*Listed entries*:
--------------------

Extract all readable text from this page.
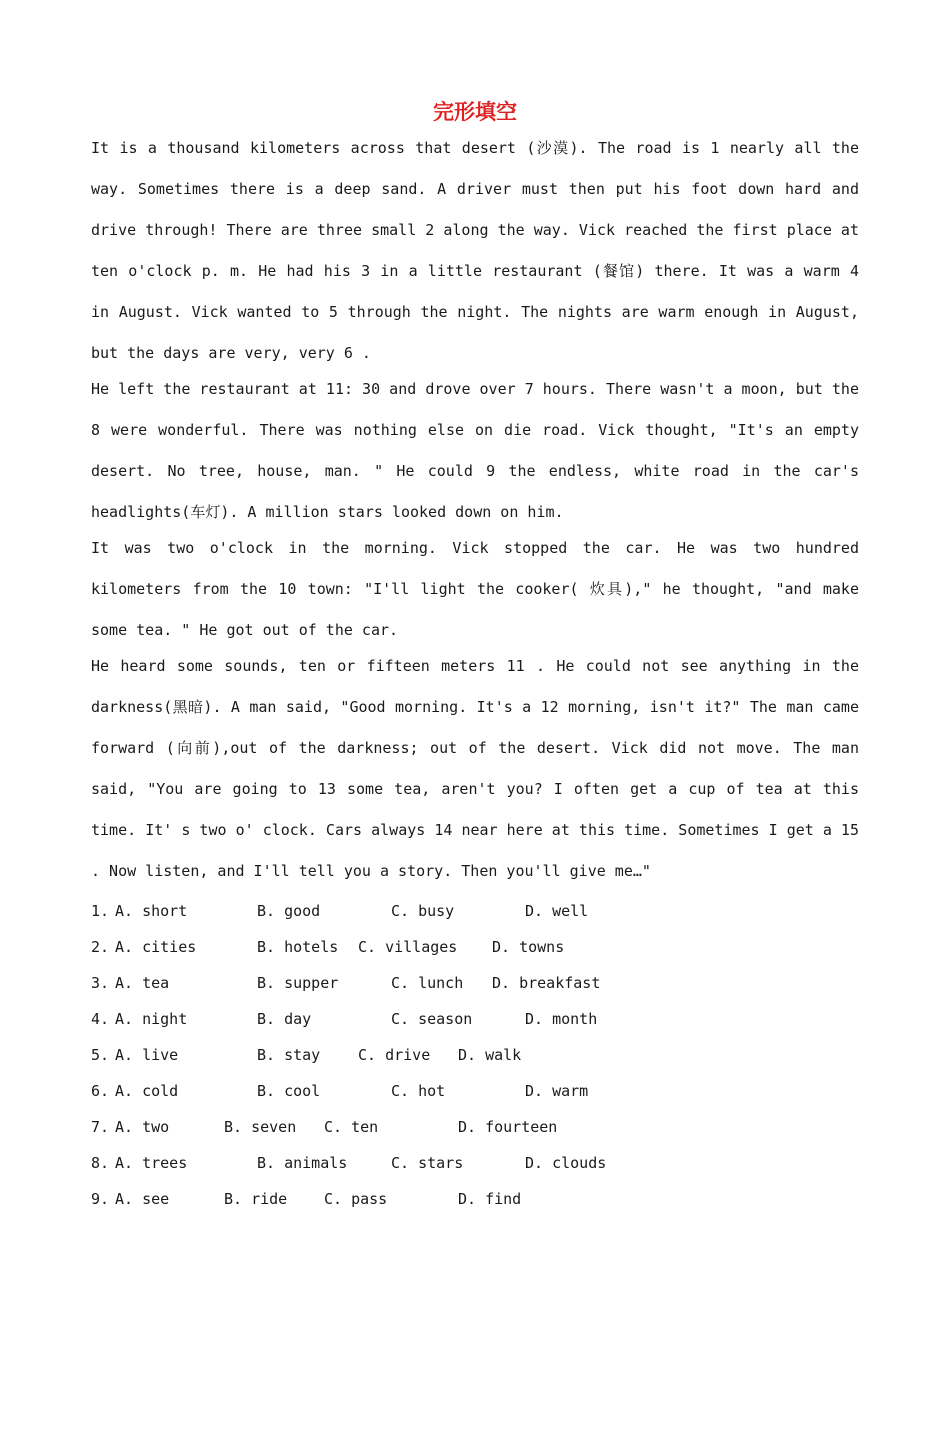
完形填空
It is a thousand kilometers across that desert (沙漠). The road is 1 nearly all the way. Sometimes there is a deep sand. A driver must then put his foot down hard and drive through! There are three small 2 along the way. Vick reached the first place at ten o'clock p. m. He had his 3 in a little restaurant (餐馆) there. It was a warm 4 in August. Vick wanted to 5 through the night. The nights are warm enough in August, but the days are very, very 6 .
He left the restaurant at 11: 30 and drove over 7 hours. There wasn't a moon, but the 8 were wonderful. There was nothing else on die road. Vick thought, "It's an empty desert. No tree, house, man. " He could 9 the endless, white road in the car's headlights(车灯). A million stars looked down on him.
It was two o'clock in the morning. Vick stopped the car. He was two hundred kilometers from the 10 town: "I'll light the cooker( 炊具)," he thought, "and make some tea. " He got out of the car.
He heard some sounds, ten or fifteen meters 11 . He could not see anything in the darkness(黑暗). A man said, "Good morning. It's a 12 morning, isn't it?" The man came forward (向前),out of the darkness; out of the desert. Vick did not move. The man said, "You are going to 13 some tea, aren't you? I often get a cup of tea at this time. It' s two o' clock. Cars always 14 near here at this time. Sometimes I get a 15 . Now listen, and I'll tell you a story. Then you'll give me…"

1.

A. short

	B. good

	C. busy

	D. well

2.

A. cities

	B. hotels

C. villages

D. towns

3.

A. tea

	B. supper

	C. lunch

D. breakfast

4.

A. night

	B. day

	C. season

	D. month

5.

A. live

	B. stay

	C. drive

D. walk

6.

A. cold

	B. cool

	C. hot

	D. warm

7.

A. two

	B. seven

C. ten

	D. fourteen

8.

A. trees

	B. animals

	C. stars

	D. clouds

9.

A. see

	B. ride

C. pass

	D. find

--------------------

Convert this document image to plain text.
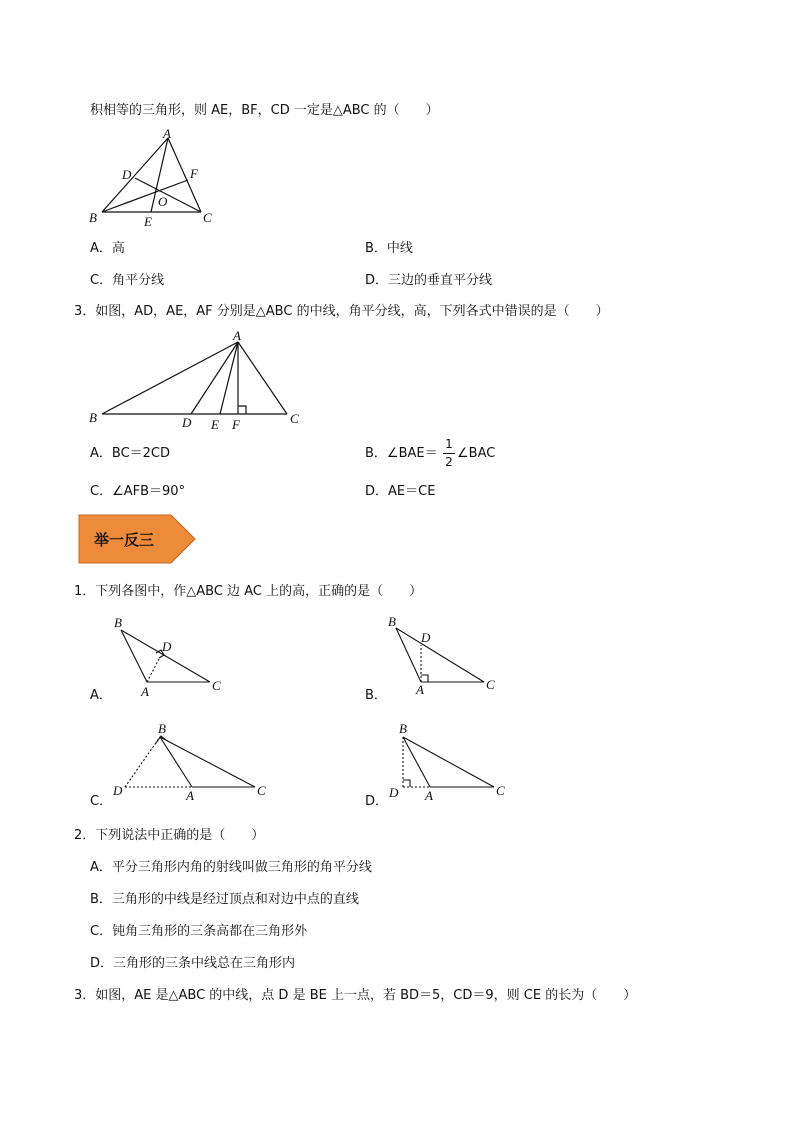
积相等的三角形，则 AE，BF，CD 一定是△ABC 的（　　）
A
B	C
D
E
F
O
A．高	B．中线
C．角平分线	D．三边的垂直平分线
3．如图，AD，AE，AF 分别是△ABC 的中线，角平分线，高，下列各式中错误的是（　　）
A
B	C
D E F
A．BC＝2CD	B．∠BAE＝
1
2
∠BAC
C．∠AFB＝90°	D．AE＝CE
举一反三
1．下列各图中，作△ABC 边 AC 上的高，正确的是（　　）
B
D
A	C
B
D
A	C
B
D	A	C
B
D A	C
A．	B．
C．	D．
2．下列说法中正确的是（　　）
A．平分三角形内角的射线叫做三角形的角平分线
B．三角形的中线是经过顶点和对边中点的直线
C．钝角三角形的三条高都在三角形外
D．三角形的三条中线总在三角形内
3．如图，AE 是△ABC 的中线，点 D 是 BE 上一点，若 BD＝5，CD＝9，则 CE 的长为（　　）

--------------------

*Written exercise*:
Where a line of the entries contains the word "kilometers", copy that line.

*Result of the task*:
It is a thousand kilometers across that desert (沙漠). The road is 1 nearly all the way. Sometimes there is a deep sand. A driver must then put his foot down hard and drive through! There are three small 2 along the way. Vick reached the first place at ten o'clock p. m. He had his 3 in a little restaurant (餐馆) there. It was a warm 4 in August. Vick wanted to 5 through the night. The nights are warm enough in August, but the days are very, very 6 .
It was two o'clock in the morning. Vick stopped the car. He was two hundred kilometers from the 10 town: "I'll light the cooker( 炊具)," he thought, "and make some tea. " He got out of the car.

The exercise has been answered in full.